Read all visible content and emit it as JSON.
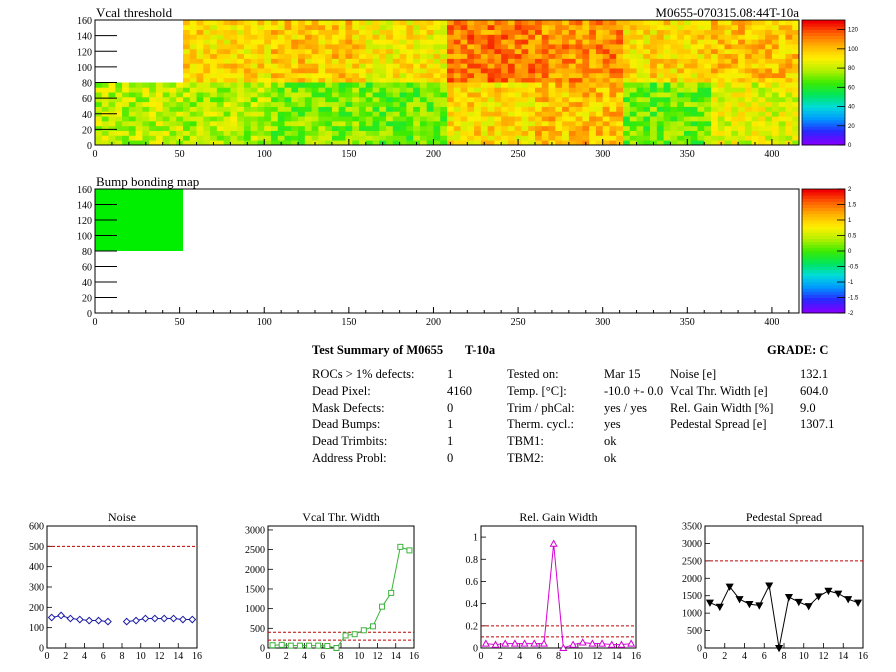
{
  "colors": {
    "plot_frame": "#000000",
    "limit_line": "#c00000",
    "noise_series": "#1a1aa8",
    "vcal_series": "#3cb43c",
    "gain_series": "#d400d4",
    "pedestal_series": "#000000"
  },
  "chart_data": [
    {
      "type": "heatmap",
      "title": "Vcal threshold",
      "annotation": "M0655-070315.08:44T-10a",
      "xlim": [
        0,
        416
      ],
      "ylim": [
        0,
        160
      ],
      "xticks": [
        0,
        50,
        100,
        150,
        200,
        250,
        300,
        350,
        400
      ],
      "yticks": [
        0,
        20,
        40,
        60,
        80,
        100,
        120,
        140,
        160
      ],
      "roc_grid": {
        "cols": 8,
        "rows": 2,
        "cell_width": 52,
        "cell_height": 80
      },
      "roc_mean_values": [
        [
          0,
          95,
          98,
          92,
          112,
          110,
          95,
          100
        ],
        [
          80,
          78,
          72,
          70,
          95,
          100,
          70,
          85
        ]
      ],
      "empty_cells": [
        [
          0,
          0
        ]
      ],
      "colorbar": {
        "min": 0,
        "max": 130,
        "ticks": [
          0,
          20,
          40,
          60,
          80,
          100,
          120
        ]
      }
    },
    {
      "type": "heatmap",
      "title": "Bump bonding map",
      "xlim": [
        0,
        416
      ],
      "ylim": [
        0,
        160
      ],
      "xticks": [
        0,
        50,
        100,
        150,
        200,
        250,
        300,
        350,
        400
      ],
      "yticks": [
        0,
        20,
        40,
        60,
        80,
        100,
        120,
        140,
        160
      ],
      "filled_region": {
        "x": [
          0,
          52
        ],
        "y": [
          80,
          160
        ],
        "value": 0
      },
      "colorbar": {
        "min": -2,
        "max": 2,
        "ticks": [
          "2",
          "1.5",
          "1",
          "0.5",
          "0",
          "-0.5",
          "-1",
          "-1.5",
          "-2"
        ]
      }
    },
    {
      "type": "line",
      "title": "Noise",
      "xlim": [
        0,
        16
      ],
      "ylim": [
        0,
        600
      ],
      "xticks": [
        0,
        2,
        4,
        6,
        8,
        10,
        12,
        14,
        16
      ],
      "yticks": [
        0,
        100,
        200,
        300,
        400,
        500,
        600
      ],
      "x": [
        0.5,
        1.5,
        2.5,
        3.5,
        4.5,
        5.5,
        6.5,
        8.5,
        9.5,
        10.5,
        11.5,
        12.5,
        13.5,
        14.5,
        15.5
      ],
      "values": [
        150,
        160,
        145,
        140,
        135,
        135,
        130,
        130,
        135,
        145,
        145,
        145,
        145,
        140,
        140
      ],
      "limit_lines": [
        500
      ],
      "marker": "diamond-open"
    },
    {
      "type": "line",
      "title": "Vcal Thr. Width",
      "xlim": [
        0,
        16
      ],
      "ylim": [
        0,
        3100
      ],
      "xticks": [
        0,
        2,
        4,
        6,
        8,
        10,
        12,
        14,
        16
      ],
      "yticks": [
        0,
        500,
        1000,
        1500,
        2000,
        2500,
        3000
      ],
      "x": [
        0.5,
        1.5,
        2.5,
        3.5,
        4.5,
        5.5,
        6.5,
        7.5,
        8.5,
        9.5,
        10.5,
        11.5,
        12.5,
        13.5,
        14.5,
        15.5
      ],
      "values": [
        70,
        80,
        60,
        60,
        60,
        60,
        50,
        0,
        320,
        350,
        450,
        550,
        1050,
        1400,
        2570,
        2480
      ],
      "limit_lines": [
        200,
        400
      ],
      "marker": "square-open"
    },
    {
      "type": "line",
      "title": "Rel. Gain Width",
      "xlim": [
        0,
        16
      ],
      "ylim": [
        0,
        1.1
      ],
      "xticks": [
        0,
        2,
        4,
        6,
        8,
        10,
        12,
        14,
        16
      ],
      "yticks": [
        0,
        0.2,
        0.4,
        0.6,
        0.8,
        1
      ],
      "x": [
        0.5,
        1.5,
        2.5,
        3.5,
        4.5,
        5.5,
        6.5,
        7.5,
        8.5,
        9.5,
        10.5,
        11.5,
        12.5,
        13.5,
        14.5,
        15.5
      ],
      "values": [
        0.04,
        0.03,
        0.04,
        0.04,
        0.04,
        0.04,
        0.04,
        0.94,
        0.0,
        0.03,
        0.05,
        0.04,
        0.04,
        0.03,
        0.03,
        0.04
      ],
      "limit_lines": [
        0.1,
        0.2
      ],
      "marker": "triangle-open"
    },
    {
      "type": "line",
      "title": "Pedestal Spread",
      "xlim": [
        0,
        16
      ],
      "ylim": [
        0,
        3500
      ],
      "xticks": [
        0,
        2,
        4,
        6,
        8,
        10,
        12,
        14,
        16
      ],
      "yticks": [
        0,
        500,
        1000,
        1500,
        2000,
        2500,
        3000,
        3500
      ],
      "x": [
        0.5,
        1.5,
        2.5,
        3.5,
        4.5,
        5.5,
        6.5,
        7.5,
        8.5,
        9.5,
        10.5,
        11.5,
        12.5,
        13.5,
        14.5,
        15.5
      ],
      "values": [
        1300,
        1180,
        1760,
        1400,
        1260,
        1220,
        1790,
        0,
        1460,
        1320,
        1200,
        1480,
        1640,
        1560,
        1400,
        1300
      ],
      "limit_lines": [
        2500
      ],
      "marker": "triangle-filled"
    }
  ],
  "summary": {
    "title": "Test Summary of M0655",
    "temp_label": "T-10a",
    "grade": "GRADE:  C",
    "col1": [
      {
        "label": "ROCs > 1% defects:",
        "value": "1"
      },
      {
        "label": "Dead Pixel:",
        "value": "4160"
      },
      {
        "label": "Mask Defects:",
        "value": "0"
      },
      {
        "label": "Dead Bumps:",
        "value": "1"
      },
      {
        "label": "Dead Trimbits:",
        "value": "1"
      },
      {
        "label": "Address Probl:",
        "value": "0"
      }
    ],
    "col2": [
      {
        "label": "Tested on:",
        "value": "Mar 15"
      },
      {
        "label": "Temp. [°C]:",
        "value": "-10.0 +- 0.0"
      },
      {
        "label": "Trim / phCal:",
        "value": "yes / yes"
      },
      {
        "label": "Therm. cycl.:",
        "value": "yes"
      },
      {
        "label": "TBM1:",
        "value": "ok"
      },
      {
        "label": "TBM2:",
        "value": "ok"
      }
    ],
    "col3": [
      {
        "label": "Noise [e]",
        "value": "132.1"
      },
      {
        "label": "Vcal Thr. Width [e]",
        "value": "604.0"
      },
      {
        "label": "Rel. Gain Width [%]",
        "value": "9.0"
      },
      {
        "label": "Pedestal Spread [e]",
        "value": "1307.1"
      }
    ]
  }
}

YOUR GOAL:
Write out the whole listing again, exactly, with no pictures.

ANSWER FOR THE TASK:
Read all visible content and emit it as JSON.
{
  "colors": {
    "plot_frame": "#000000",
    "limit_line": "#c00000",
    "noise_series": "#1a1aa8",
    "vcal_series": "#3cb43c",
    "gain_series": "#d400d4",
    "pedestal_series": "#000000"
  },
  "chart_data": [
    {
      "type": "heatmap",
      "title": "Vcal threshold",
      "annotation": "M0655-070315.08:44T-10a",
      "xlim": [
        0,
        416
      ],
      "ylim": [
        0,
        160
      ],
      "xticks": [
        0,
        50,
        100,
        150,
        200,
        250,
        300,
        350,
        400
      ],
      "yticks": [
        0,
        20,
        40,
        60,
        80,
        100,
        120,
        140,
        160
      ],
      "roc_grid": {
        "cols": 8,
        "rows": 2,
        "cell_width": 52,
        "cell_height": 80
      },
      "roc_mean_values": [
        [
          0,
          95,
          98,
          92,
          112,
          110,
          95,
          100
        ],
        [
          80,
          78,
          72,
          70,
          95,
          100,
          70,
          85
        ]
      ],
      "empty_cells": [
        [
          0,
          0
        ]
      ],
      "colorbar": {
        "min": 0,
        "max": 130,
        "ticks": [
          0,
          20,
          40,
          60,
          80,
          100,
          120
        ]
      }
    },
    {
      "type": "heatmap",
      "title": "Bump bonding map",
      "xlim": [
        0,
        416
      ],
      "ylim": [
        0,
        160
      ],
      "xticks": [
        0,
        50,
        100,
        150,
        200,
        250,
        300,
        350,
        400
      ],
      "yticks": [
        0,
        20,
        40,
        60,
        80,
        100,
        120,
        140,
        160
      ],
      "filled_region": {
        "x": [
          0,
          52
        ],
        "y": [
          80,
          160
        ],
        "value": 0
      },
      "colorbar": {
        "min": -2,
        "max": 2,
        "ticks": [
          "2",
          "1.5",
          "1",
          "0.5",
          "0",
          "-0.5",
          "-1",
          "-1.5",
          "-2"
        ]
      }
    },
    {
      "type": "line",
      "title": "Noise",
      "xlim": [
        0,
        16
      ],
      "ylim": [
        0,
        600
      ],
      "xticks": [
        0,
        2,
        4,
        6,
        8,
        10,
        12,
        14,
        16
      ],
      "yticks": [
        0,
        100,
        200,
        300,
        400,
        500,
        600
      ],
      "x": [
        0.5,
        1.5,
        2.5,
        3.5,
        4.5,
        5.5,
        6.5,
        8.5,
        9.5,
        10.5,
        11.5,
        12.5,
        13.5,
        14.5,
        15.5
      ],
      "values": [
        150,
        160,
        145,
        140,
        135,
        135,
        130,
        130,
        135,
        145,
        145,
        145,
        145,
        140,
        140
      ],
      "limit_lines": [
        500
      ],
      "marker": "diamond-open"
    },
    {
      "type": "line",
      "title": "Vcal Thr. Width",
      "xlim": [
        0,
        16
      ],
      "ylim": [
        0,
        3100
      ],
      "xticks": [
        0,
        2,
        4,
        6,
        8,
        10,
        12,
        14,
        16
      ],
      "yticks": [
        0,
        500,
        1000,
        1500,
        2000,
        2500,
        3000
      ],
      "x": [
        0.5,
        1.5,
        2.5,
        3.5,
        4.5,
        5.5,
        6.5,
        7.5,
        8.5,
        9.5,
        10.5,
        11.5,
        12.5,
        13.5,
        14.5,
        15.5
      ],
      "values": [
        70,
        80,
        60,
        60,
        60,
        60,
        50,
        0,
        320,
        350,
        450,
        550,
        1050,
        1400,
        2570,
        2480
      ],
      "limit_lines": [
        200,
        400
      ],
      "marker": "square-open"
    },
    {
      "type": "line",
      "title": "Rel. Gain Width",
      "xlim": [
        0,
        16
      ],
      "ylim": [
        0,
        1.1
      ],
      "xticks": [
        0,
        2,
        4,
        6,
        8,
        10,
        12,
        14,
        16
      ],
      "yticks": [
        0,
        0.2,
        0.4,
        0.6,
        0.8,
        1
      ],
      "x": [
        0.5,
        1.5,
        2.5,
        3.5,
        4.5,
        5.5,
        6.5,
        7.5,
        8.5,
        9.5,
        10.5,
        11.5,
        12.5,
        13.5,
        14.5,
        15.5
      ],
      "values": [
        0.04,
        0.03,
        0.04,
        0.04,
        0.04,
        0.04,
        0.04,
        0.94,
        0.0,
        0.03,
        0.05,
        0.04,
        0.04,
        0.03,
        0.03,
        0.04
      ],
      "limit_lines": [
        0.1,
        0.2
      ],
      "marker": "triangle-open"
    },
    {
      "type": "line",
      "title": "Pedestal Spread",
      "xlim": [
        0,
        16
      ],
      "ylim": [
        0,
        3500
      ],
      "xticks": [
        0,
        2,
        4,
        6,
        8,
        10,
        12,
        14,
        16
      ],
      "yticks": [
        0,
        500,
        1000,
        1500,
        2000,
        2500,
        3000,
        3500
      ],
      "x": [
        0.5,
        1.5,
        2.5,
        3.5,
        4.5,
        5.5,
        6.5,
        7.5,
        8.5,
        9.5,
        10.5,
        11.5,
        12.5,
        13.5,
        14.5,
        15.5
      ],
      "values": [
        1300,
        1180,
        1760,
        1400,
        1260,
        1220,
        1790,
        0,
        1460,
        1320,
        1200,
        1480,
        1640,
        1560,
        1400,
        1300
      ],
      "limit_lines": [
        2500
      ],
      "marker": "triangle-filled"
    }
  ],
  "summary": {
    "title": "Test Summary of M0655",
    "temp_label": "T-10a",
    "grade": "GRADE:  C",
    "col1": [
      {
        "label": "ROCs > 1% defects:",
        "value": "1"
      },
      {
        "label": "Dead Pixel:",
        "value": "4160"
      },
      {
        "label": "Mask Defects:",
        "value": "0"
      },
      {
        "label": "Dead Bumps:",
        "value": "1"
      },
      {
        "label": "Dead Trimbits:",
        "value": "1"
      },
      {
        "label": "Address Probl:",
        "value": "0"
      }
    ],
    "col2": [
      {
        "label": "Tested on:",
        "value": "Mar 15"
      },
      {
        "label": "Temp. [°C]:",
        "value": "-10.0 +- 0.0"
      },
      {
        "label": "Trim / phCal:",
        "value": "yes / yes"
      },
      {
        "label": "Therm. cycl.:",
        "value": "yes"
      },
      {
        "label": "TBM1:",
        "value": "ok"
      },
      {
        "label": "TBM2:",
        "value": "ok"
      }
    ],
    "col3": [
      {
        "label": "Noise [e]",
        "value": "132.1"
      },
      {
        "label": "Vcal Thr. Width [e]",
        "value": "604.0"
      },
      {
        "label": "Rel. Gain Width [%]",
        "value": "9.0"
      },
      {
        "label": "Pedestal Spread [e]",
        "value": "1307.1"
      }
    ]
  }
}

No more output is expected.